**THE PROBLEM**
Your task is to transcribe the records exactly, skipping every image.

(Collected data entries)
● ● ● ● ●

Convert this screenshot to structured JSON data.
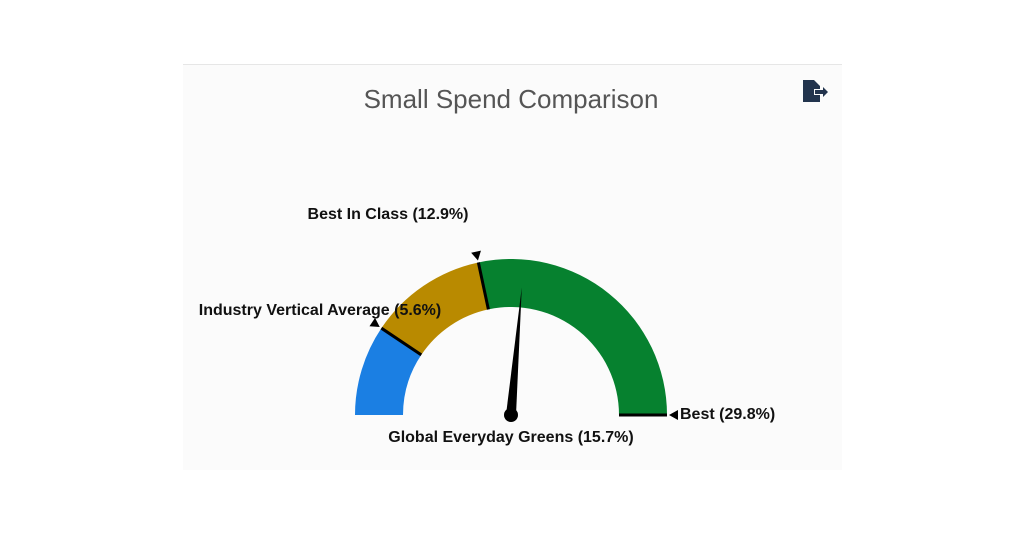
{
  "chart_data": {
    "type": "gauge",
    "title": "Small Spend Comparison",
    "ylim": [
      0,
      29.8
    ],
    "markers": [
      {
        "value": 5.6,
        "label": "Industry Vertical Average (5.6%)"
      },
      {
        "value": 12.9,
        "label": "Best In Class (12.9%)"
      },
      {
        "value": 29.8,
        "label": "Best (29.8%)"
      }
    ],
    "colors": [
      "#1b7fe3",
      "#b98a00",
      "#06812f"
    ],
    "needle": {
      "value": 15.7,
      "label": "Global Everyday Greens (15.7%)"
    }
  }
}
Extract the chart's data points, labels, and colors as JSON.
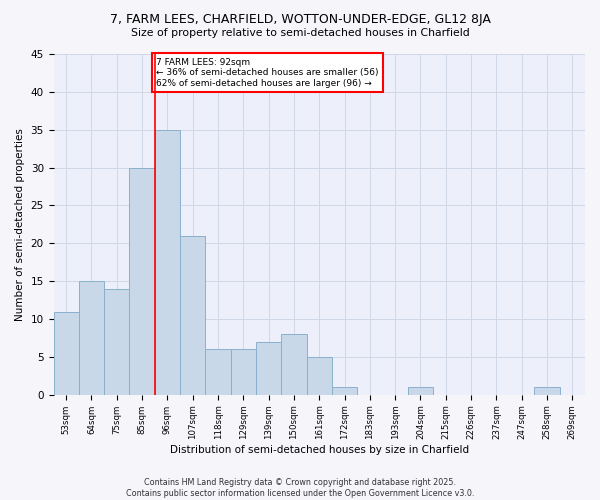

● ● ● ● ●

**ANSWER TO THIS TASK**
Convert this screenshot to structured JSON data.
{
  "chart_data": {
    "type": "gauge",
    "title": "Small Spend Comparison",
    "ylim": [
      0,
      29.8
    ],
    "markers": [
      {
        "value": 5.6,
        "label": "Industry Vertical Average (5.6%)"
      },
      {
        "value": 12.9,
        "label": "Best In Class (12.9%)"
      },
      {
        "value": 29.8,
        "label": "Best (29.8%)"
      }
    ],
    "colors": [
      "#1b7fe3",
      "#b98a00",
      "#06812f"
    ],
    "needle": {
      "value": 15.7,
      "label": "Global Everyday Greens (15.7%)"
    }
  }
}
Extract the chart's data points, labels, and colors as JSON.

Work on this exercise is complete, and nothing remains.